Stored records
================================

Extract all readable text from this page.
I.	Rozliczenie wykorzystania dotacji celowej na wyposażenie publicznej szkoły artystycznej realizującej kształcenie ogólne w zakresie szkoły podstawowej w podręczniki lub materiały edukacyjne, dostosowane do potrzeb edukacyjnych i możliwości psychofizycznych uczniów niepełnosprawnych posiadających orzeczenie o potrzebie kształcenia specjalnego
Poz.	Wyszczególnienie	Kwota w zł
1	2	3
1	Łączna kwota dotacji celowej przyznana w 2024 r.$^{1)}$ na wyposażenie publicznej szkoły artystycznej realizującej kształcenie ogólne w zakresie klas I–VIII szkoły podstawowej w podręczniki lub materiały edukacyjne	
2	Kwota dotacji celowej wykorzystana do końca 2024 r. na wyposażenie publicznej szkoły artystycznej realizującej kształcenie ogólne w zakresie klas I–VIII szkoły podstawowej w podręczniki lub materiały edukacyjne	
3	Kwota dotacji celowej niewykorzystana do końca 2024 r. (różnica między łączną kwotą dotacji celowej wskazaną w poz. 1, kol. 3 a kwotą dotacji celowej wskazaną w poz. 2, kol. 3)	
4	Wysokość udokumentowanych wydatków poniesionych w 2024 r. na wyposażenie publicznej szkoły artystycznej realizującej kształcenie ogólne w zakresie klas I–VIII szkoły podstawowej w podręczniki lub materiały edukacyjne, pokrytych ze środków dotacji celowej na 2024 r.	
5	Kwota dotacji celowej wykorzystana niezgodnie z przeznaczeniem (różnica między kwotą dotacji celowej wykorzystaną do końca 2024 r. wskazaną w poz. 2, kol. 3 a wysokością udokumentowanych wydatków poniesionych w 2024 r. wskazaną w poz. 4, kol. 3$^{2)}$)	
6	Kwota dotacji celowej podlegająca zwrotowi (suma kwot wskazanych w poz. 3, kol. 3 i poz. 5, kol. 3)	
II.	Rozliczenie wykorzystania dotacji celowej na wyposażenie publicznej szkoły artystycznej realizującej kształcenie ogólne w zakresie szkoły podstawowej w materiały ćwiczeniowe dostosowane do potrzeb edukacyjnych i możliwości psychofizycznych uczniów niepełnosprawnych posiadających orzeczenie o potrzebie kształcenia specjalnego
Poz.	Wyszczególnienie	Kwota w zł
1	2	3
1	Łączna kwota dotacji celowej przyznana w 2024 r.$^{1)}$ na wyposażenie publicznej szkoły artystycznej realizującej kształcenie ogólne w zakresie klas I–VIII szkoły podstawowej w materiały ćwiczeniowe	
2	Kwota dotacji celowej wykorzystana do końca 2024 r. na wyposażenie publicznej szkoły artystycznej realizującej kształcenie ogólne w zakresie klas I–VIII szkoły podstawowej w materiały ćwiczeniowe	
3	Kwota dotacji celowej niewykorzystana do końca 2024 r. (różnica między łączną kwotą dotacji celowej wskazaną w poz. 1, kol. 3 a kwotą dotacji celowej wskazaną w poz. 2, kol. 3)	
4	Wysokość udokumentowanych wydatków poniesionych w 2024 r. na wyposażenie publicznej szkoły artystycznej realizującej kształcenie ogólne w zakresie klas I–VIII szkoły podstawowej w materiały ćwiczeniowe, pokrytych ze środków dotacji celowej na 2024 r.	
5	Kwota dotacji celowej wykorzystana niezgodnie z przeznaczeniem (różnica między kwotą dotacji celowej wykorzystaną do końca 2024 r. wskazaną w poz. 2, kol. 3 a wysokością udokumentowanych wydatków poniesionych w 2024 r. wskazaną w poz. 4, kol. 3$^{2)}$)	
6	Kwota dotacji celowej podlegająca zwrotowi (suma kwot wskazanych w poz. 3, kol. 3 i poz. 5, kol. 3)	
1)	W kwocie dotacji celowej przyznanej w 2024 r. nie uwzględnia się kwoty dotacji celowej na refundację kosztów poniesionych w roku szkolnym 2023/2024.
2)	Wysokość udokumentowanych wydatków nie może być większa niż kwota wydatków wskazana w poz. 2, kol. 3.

================================

__The task__.
Exactly reproduce every line found in the records.

__Answer to this task__.
Extract all readable text from this page.
I.	Rozliczenie wykorzystania dotacji celowej na wyposażenie publicznej szkoły artystycznej realizującej kształcenie ogólne w zakresie szkoły podstawowej w podręczniki lub materiały edukacyjne, dostosowane do potrzeb edukacyjnych i możliwości psychofizycznych uczniów niepełnosprawnych posiadających orzeczenie o potrzebie kształcenia specjalnego
Poz.	Wyszczególnienie	Kwota w zł
1	2	3
1	Łączna kwota dotacji celowej przyznana w 2024 r.$^{1)}$ na wyposażenie publicznej szkoły artystycznej realizującej kształcenie ogólne w zakresie klas I–VIII szkoły podstawowej w podręczniki lub materiały edukacyjne	
2	Kwota dotacji celowej wykorzystana do końca 2024 r. na wyposażenie publicznej szkoły artystycznej realizującej kształcenie ogólne w zakresie klas I–VIII szkoły podstawowej w podręczniki lub materiały edukacyjne	
3	Kwota dotacji celowej niewykorzystana do końca 2024 r. (różnica między łączną kwotą dotacji celowej wskazaną w poz. 1, kol. 3 a kwotą dotacji celowej wskazaną w poz. 2, kol. 3)	
4	Wysokość udokumentowanych wydatków poniesionych w 2024 r. na wyposażenie publicznej szkoły artystycznej realizującej kształcenie ogólne w zakresie klas I–VIII szkoły podstawowej w podręczniki lub materiały edukacyjne, pokrytych ze środków dotacji celowej na 2024 r.	
5	Kwota dotacji celowej wykorzystana niezgodnie z przeznaczeniem (różnica między kwotą dotacji celowej wykorzystaną do końca 2024 r. wskazaną w poz. 2, kol. 3 a wysokością udokumentowanych wydatków poniesionych w 2024 r. wskazaną w poz. 4, kol. 3$^{2)}$)	
6	Kwota dotacji celowej podlegająca zwrotowi (suma kwot wskazanych w poz. 3, kol. 3 i poz. 5, kol. 3)	
II.	Rozliczenie wykorzystania dotacji celowej na wyposażenie publicznej szkoły artystycznej realizującej kształcenie ogólne w zakresie szkoły podstawowej w materiały ćwiczeniowe dostosowane do potrzeb edukacyjnych i możliwości psychofizycznych uczniów niepełnosprawnych posiadających orzeczenie o potrzebie kształcenia specjalnego
Poz.	Wyszczególnienie	Kwota w zł
1	2	3
1	Łączna kwota dotacji celowej przyznana w 2024 r.$^{1)}$ na wyposażenie publicznej szkoły artystycznej realizującej kształcenie ogólne w zakresie klas I–VIII szkoły podstawowej w materiały ćwiczeniowe	
2	Kwota dotacji celowej wykorzystana do końca 2024 r. na wyposażenie publicznej szkoły artystycznej realizującej kształcenie ogólne w zakresie klas I–VIII szkoły podstawowej w materiały ćwiczeniowe	
3	Kwota dotacji celowej niewykorzystana do końca 2024 r. (różnica między łączną kwotą dotacji celowej wskazaną w poz. 1, kol. 3 a kwotą dotacji celowej wskazaną w poz. 2, kol. 3)	
4	Wysokość udokumentowanych wydatków poniesionych w 2024 r. na wyposażenie publicznej szkoły artystycznej realizującej kształcenie ogólne w zakresie klas I–VIII szkoły podstawowej w materiały ćwiczeniowe, pokrytych ze środków dotacji celowej na 2024 r.	
5	Kwota dotacji celowej wykorzystana niezgodnie z przeznaczeniem (różnica między kwotą dotacji celowej wykorzystaną do końca 2024 r. wskazaną w poz. 2, kol. 3 a wysokością udokumentowanych wydatków poniesionych w 2024 r. wskazaną w poz. 4, kol. 3$^{2)}$)	
6	Kwota dotacji celowej podlegająca zwrotowi (suma kwot wskazanych w poz. 3, kol. 3 i poz. 5, kol. 3)	
1)	W kwocie dotacji celowej przyznanej w 2024 r. nie uwzględnia się kwoty dotacji celowej na refundację kosztów poniesionych w roku szkolnym 2023/2024.
2)	Wysokość udokumentowanych wydatków nie może być większa niż kwota wydatków wskazana w poz. 2, kol. 3.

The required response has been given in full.